_Objective_:
Print out every line, exactly as written.

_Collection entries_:
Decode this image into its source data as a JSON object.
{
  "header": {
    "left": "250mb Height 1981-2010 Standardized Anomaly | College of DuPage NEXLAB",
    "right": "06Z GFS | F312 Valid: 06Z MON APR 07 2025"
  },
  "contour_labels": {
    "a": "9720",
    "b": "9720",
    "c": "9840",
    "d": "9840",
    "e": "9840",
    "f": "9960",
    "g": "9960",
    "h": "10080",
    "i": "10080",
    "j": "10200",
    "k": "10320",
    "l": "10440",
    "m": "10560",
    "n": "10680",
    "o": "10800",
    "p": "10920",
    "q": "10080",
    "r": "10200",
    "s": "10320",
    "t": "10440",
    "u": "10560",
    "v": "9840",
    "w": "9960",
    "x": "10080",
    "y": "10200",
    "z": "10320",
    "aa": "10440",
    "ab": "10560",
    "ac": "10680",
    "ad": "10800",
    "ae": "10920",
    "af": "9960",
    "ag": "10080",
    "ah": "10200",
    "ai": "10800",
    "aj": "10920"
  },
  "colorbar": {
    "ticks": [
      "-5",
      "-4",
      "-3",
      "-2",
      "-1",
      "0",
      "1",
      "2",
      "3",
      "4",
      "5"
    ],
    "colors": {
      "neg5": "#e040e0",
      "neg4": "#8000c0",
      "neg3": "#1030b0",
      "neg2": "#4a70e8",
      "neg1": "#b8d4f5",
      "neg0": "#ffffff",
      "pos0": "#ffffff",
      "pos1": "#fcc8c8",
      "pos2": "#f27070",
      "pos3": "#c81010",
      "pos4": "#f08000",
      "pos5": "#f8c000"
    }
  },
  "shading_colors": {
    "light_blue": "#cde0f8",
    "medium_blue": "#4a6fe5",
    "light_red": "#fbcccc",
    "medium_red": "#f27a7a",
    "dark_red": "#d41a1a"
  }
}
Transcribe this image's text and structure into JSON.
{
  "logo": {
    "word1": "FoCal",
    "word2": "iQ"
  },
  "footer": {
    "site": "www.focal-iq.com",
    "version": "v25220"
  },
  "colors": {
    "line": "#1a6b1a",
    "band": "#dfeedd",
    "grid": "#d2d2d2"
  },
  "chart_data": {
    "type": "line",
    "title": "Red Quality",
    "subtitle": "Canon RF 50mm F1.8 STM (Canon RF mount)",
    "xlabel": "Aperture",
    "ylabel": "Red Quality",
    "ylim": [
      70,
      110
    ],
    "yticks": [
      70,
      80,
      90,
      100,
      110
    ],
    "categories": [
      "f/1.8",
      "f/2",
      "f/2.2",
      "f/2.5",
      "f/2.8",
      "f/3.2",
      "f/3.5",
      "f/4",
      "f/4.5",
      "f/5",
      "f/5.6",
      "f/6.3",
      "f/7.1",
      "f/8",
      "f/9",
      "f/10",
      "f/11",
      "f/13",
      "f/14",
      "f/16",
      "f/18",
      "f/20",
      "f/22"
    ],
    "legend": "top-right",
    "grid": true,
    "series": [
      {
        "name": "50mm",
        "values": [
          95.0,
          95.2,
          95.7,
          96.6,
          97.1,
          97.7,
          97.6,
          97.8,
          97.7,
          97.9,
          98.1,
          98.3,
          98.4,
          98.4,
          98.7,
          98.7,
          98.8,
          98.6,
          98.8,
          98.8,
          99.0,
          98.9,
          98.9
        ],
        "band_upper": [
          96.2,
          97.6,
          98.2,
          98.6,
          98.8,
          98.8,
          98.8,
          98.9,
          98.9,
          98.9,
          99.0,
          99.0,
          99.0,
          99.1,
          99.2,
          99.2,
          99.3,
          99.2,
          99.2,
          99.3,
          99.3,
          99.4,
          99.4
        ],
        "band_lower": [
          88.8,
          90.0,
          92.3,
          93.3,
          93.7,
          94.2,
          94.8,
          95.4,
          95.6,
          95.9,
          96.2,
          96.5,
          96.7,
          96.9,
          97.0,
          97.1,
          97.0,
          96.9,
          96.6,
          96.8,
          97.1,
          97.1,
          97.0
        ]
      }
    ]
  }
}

_Reply_:
Decode this image into its source data as a JSON object.
{
  "header": {
    "left": "250mb Height 1981-2010 Standardized Anomaly | College of DuPage NEXLAB",
    "right": "06Z GFS | F312 Valid: 06Z MON APR 07 2025"
  },
  "contour_labels": {
    "a": "9720",
    "b": "9720",
    "c": "9840",
    "d": "9840",
    "e": "9840",
    "f": "9960",
    "g": "9960",
    "h": "10080",
    "i": "10080",
    "j": "10200",
    "k": "10320",
    "l": "10440",
    "m": "10560",
    "n": "10680",
    "o": "10800",
    "p": "10920",
    "q": "10080",
    "r": "10200",
    "s": "10320",
    "t": "10440",
    "u": "10560",
    "v": "9840",
    "w": "9960",
    "x": "10080",
    "y": "10200",
    "z": "10320",
    "aa": "10440",
    "ab": "10560",
    "ac": "10680",
    "ad": "10800",
    "ae": "10920",
    "af": "9960",
    "ag": "10080",
    "ah": "10200",
    "ai": "10800",
    "aj": "10920"
  },
  "colorbar": {
    "ticks": [
      "-5",
      "-4",
      "-3",
      "-2",
      "-1",
      "0",
      "1",
      "2",
      "3",
      "4",
      "5"
    ],
    "colors": {
      "neg5": "#e040e0",
      "neg4": "#8000c0",
      "neg3": "#1030b0",
      "neg2": "#4a70e8",
      "neg1": "#b8d4f5",
      "neg0": "#ffffff",
      "pos0": "#ffffff",
      "pos1": "#fcc8c8",
      "pos2": "#f27070",
      "pos3": "#c81010",
      "pos4": "#f08000",
      "pos5": "#f8c000"
    }
  },
  "shading_colors": {
    "light_blue": "#cde0f8",
    "medium_blue": "#4a6fe5",
    "light_red": "#fbcccc",
    "medium_red": "#f27a7a",
    "dark_red": "#d41a1a"
  }
}
Transcribe this image's text and structure into JSON.
{
  "logo": {
    "word1": "FoCal",
    "word2": "iQ"
  },
  "footer": {
    "site": "www.focal-iq.com",
    "version": "v25220"
  },
  "colors": {
    "line": "#1a6b1a",
    "band": "#dfeedd",
    "grid": "#d2d2d2"
  },
  "chart_data": {
    "type": "line",
    "title": "Red Quality",
    "subtitle": "Canon RF 50mm F1.8 STM (Canon RF mount)",
    "xlabel": "Aperture",
    "ylabel": "Red Quality",
    "ylim": [
      70,
      110
    ],
    "yticks": [
      70,
      80,
      90,
      100,
      110
    ],
    "categories": [
      "f/1.8",
      "f/2",
      "f/2.2",
      "f/2.5",
      "f/2.8",
      "f/3.2",
      "f/3.5",
      "f/4",
      "f/4.5",
      "f/5",
      "f/5.6",
      "f/6.3",
      "f/7.1",
      "f/8",
      "f/9",
      "f/10",
      "f/11",
      "f/13",
      "f/14",
      "f/16",
      "f/18",
      "f/20",
      "f/22"
    ],
    "legend": "top-right",
    "grid": true,
    "series": [
      {
        "name": "50mm",
        "values": [
          95.0,
          95.2,
          95.7,
          96.6,
          97.1,
          97.7,
          97.6,
          97.8,
          97.7,
          97.9,
          98.1,
          98.3,
          98.4,
          98.4,
          98.7,
          98.7,
          98.8,
          98.6,
          98.8,
          98.8,
          99.0,
          98.9,
          98.9
        ],
        "band_upper": [
          96.2,
          97.6,
          98.2,
          98.6,
          98.8,
          98.8,
          98.8,
          98.9,
          98.9,
          98.9,
          99.0,
          99.0,
          99.0,
          99.1,
          99.2,
          99.2,
          99.3,
          99.2,
          99.2,
          99.3,
          99.3,
          99.4,
          99.4
        ],
        "band_lower": [
          88.8,
          90.0,
          92.3,
          93.3,
          93.7,
          94.2,
          94.8,
          95.4,
          95.6,
          95.9,
          96.2,
          96.5,
          96.7,
          96.9,
          97.0,
          97.1,
          97.0,
          96.9,
          96.6,
          96.8,
          97.1,
          97.1,
          97.0
        ]
      }
    ]
  }
}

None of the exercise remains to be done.